- [Objective] Copy out each line in the material below that has the word "this".
— START —
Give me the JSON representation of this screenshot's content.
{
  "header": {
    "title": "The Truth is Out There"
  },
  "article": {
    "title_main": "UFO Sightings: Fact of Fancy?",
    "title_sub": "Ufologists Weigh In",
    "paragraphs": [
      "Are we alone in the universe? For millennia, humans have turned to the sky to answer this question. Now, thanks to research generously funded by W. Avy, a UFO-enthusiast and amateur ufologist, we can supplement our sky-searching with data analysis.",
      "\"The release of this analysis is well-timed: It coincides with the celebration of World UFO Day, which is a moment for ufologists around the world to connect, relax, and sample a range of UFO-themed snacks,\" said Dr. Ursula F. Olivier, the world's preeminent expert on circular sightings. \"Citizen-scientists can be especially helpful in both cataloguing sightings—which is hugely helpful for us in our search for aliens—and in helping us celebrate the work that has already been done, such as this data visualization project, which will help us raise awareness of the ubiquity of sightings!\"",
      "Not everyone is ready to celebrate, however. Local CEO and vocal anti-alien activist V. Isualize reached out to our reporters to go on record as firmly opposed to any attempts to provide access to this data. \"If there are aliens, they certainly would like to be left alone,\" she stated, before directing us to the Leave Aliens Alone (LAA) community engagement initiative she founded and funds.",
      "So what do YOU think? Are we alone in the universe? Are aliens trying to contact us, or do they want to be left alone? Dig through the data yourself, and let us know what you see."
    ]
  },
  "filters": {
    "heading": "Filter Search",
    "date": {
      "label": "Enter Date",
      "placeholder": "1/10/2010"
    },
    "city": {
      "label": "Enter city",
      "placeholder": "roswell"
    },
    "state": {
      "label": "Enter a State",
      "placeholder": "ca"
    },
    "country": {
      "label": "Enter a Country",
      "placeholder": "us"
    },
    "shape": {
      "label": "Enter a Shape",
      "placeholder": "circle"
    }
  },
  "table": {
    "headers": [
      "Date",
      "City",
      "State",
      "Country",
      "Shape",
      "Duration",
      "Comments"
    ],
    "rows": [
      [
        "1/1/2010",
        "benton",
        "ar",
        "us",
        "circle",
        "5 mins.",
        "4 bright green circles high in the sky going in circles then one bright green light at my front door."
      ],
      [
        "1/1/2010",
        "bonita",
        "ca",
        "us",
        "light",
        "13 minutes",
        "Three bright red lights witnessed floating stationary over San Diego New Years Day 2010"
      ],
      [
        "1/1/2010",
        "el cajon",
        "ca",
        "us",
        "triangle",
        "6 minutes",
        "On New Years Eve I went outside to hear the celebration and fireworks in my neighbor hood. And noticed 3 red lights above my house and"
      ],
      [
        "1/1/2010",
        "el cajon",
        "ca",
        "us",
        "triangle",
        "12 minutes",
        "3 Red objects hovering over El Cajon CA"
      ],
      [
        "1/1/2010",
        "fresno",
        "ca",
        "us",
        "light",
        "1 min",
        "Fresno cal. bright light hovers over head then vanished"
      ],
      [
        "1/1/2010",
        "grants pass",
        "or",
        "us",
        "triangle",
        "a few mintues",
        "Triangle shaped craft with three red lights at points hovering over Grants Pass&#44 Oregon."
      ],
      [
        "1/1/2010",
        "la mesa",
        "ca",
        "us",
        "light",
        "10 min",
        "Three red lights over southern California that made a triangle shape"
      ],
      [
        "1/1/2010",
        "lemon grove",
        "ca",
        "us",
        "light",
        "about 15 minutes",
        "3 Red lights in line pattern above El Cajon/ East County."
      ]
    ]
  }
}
— END —
- [Full solution]
Give me the JSON representation of this screenshot's content.
      "Are we alone in the universe? For millennia, humans have turned to the sky to answer this question. Now, thanks to research generously funded by W. Avy, a UFO-enthusiast and amateur ufologist, we can supplement our sky-searching with data analysis.",
      "\"The release of this analysis is well-timed: It coincides with the celebration of World UFO Day, which is a moment for ufologists around the world to connect, relax, and sample a range of UFO-themed snacks,\" said Dr. Ursula F. Olivier, the world's preeminent expert on circular sightings. \"Citizen-scientists can be especially helpful in both cataloguing sightings—which is hugely helpful for us in our search for aliens—and in helping us celebrate the work that has already been done, such as this data visualization project, which will help us raise awareness of the ubiquity of sightings!\"",
      "Not everyone is ready to celebrate, however. Local CEO and vocal anti-alien activist V. Isualize reached out to our reporters to go on record as firmly opposed to any attempts to provide access to this data. \"If there are aliens, they certainly would like to be left alone,\" she stated, before directing us to the Leave Aliens Alone (LAA) community engagement initiative she founded and funds.",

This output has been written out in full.